Tally the lines containing the word "JSON", and report the tally alone.

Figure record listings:
::::

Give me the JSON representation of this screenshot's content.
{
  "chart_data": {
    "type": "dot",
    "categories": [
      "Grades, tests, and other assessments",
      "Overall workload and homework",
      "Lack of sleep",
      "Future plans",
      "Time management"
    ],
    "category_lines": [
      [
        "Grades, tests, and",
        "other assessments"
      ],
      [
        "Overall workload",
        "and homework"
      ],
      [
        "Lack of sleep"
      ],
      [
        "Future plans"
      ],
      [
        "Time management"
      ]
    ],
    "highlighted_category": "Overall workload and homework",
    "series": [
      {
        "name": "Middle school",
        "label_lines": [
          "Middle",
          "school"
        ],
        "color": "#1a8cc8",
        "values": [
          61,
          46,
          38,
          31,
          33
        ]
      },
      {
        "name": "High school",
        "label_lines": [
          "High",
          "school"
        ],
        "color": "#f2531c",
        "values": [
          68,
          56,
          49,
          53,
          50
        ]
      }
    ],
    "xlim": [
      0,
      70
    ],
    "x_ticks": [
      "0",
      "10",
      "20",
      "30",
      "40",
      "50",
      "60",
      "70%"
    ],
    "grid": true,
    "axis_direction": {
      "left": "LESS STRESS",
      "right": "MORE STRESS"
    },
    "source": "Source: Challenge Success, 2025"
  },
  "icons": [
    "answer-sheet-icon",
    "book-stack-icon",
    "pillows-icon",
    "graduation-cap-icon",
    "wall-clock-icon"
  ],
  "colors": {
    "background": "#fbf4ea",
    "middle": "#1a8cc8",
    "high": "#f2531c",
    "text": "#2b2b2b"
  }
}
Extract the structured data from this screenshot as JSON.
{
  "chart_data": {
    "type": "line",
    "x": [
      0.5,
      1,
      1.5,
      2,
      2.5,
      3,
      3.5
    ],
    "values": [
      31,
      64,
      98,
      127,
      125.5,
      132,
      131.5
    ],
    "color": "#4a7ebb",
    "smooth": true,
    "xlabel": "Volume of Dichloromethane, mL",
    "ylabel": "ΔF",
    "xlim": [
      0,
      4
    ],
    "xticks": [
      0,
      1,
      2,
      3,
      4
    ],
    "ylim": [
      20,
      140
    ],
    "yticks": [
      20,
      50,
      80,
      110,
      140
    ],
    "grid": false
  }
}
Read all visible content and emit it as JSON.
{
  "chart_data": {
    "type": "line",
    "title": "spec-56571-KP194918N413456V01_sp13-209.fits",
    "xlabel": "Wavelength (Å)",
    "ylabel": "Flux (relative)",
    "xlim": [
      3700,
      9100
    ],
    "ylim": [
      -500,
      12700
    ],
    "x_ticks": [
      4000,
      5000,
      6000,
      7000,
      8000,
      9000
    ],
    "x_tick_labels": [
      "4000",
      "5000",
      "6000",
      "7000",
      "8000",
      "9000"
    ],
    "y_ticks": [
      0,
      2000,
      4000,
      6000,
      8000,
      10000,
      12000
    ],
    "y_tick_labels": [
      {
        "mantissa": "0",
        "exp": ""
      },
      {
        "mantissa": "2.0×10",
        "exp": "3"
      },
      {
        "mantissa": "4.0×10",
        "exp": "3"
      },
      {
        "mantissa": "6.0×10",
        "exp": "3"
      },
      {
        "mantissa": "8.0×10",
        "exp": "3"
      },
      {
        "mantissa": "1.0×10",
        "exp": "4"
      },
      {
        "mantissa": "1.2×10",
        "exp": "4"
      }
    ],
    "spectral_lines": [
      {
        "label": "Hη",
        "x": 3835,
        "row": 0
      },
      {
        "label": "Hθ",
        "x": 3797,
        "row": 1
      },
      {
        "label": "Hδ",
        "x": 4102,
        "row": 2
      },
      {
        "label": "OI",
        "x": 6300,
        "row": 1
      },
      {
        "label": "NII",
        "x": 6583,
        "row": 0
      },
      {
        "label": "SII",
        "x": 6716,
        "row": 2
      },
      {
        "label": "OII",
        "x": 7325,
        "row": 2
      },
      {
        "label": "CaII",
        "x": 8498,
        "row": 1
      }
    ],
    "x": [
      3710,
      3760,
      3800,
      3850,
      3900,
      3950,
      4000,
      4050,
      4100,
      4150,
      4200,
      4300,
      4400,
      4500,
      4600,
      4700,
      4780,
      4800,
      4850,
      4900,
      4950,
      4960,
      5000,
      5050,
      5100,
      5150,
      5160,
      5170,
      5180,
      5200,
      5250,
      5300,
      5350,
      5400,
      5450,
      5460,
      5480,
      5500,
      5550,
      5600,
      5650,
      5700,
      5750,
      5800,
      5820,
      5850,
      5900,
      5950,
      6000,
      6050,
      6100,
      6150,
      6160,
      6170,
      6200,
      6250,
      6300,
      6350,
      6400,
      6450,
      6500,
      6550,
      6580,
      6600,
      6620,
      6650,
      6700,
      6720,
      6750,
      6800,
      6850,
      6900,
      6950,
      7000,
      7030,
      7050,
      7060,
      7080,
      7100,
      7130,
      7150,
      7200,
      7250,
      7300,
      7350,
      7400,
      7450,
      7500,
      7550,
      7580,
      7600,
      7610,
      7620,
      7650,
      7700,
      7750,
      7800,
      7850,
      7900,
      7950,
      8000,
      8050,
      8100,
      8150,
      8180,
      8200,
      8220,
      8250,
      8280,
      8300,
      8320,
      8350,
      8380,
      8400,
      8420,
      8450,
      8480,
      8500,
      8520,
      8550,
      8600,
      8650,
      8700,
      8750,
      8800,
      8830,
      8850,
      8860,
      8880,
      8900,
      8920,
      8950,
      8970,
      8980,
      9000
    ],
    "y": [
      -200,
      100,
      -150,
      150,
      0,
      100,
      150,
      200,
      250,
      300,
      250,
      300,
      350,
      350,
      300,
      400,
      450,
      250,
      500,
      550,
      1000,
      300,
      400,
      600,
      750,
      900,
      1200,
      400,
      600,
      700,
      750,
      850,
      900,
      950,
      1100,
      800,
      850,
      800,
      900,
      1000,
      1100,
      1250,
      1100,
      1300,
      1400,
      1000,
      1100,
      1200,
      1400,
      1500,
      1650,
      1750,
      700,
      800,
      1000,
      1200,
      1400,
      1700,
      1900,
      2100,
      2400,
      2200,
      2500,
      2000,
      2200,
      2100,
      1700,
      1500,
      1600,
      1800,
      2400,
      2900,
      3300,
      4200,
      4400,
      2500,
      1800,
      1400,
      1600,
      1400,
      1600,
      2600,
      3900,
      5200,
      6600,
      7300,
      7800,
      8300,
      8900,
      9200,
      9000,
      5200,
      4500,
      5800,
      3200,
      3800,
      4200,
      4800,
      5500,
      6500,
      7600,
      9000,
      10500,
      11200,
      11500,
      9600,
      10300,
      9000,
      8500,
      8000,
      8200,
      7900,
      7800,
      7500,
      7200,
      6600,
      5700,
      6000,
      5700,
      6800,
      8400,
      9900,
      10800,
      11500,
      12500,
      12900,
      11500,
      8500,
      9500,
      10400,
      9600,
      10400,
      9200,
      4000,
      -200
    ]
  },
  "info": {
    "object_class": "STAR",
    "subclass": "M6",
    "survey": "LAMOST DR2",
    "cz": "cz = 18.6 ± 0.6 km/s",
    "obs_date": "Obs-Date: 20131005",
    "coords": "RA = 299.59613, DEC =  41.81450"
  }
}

::::

**Response below**
3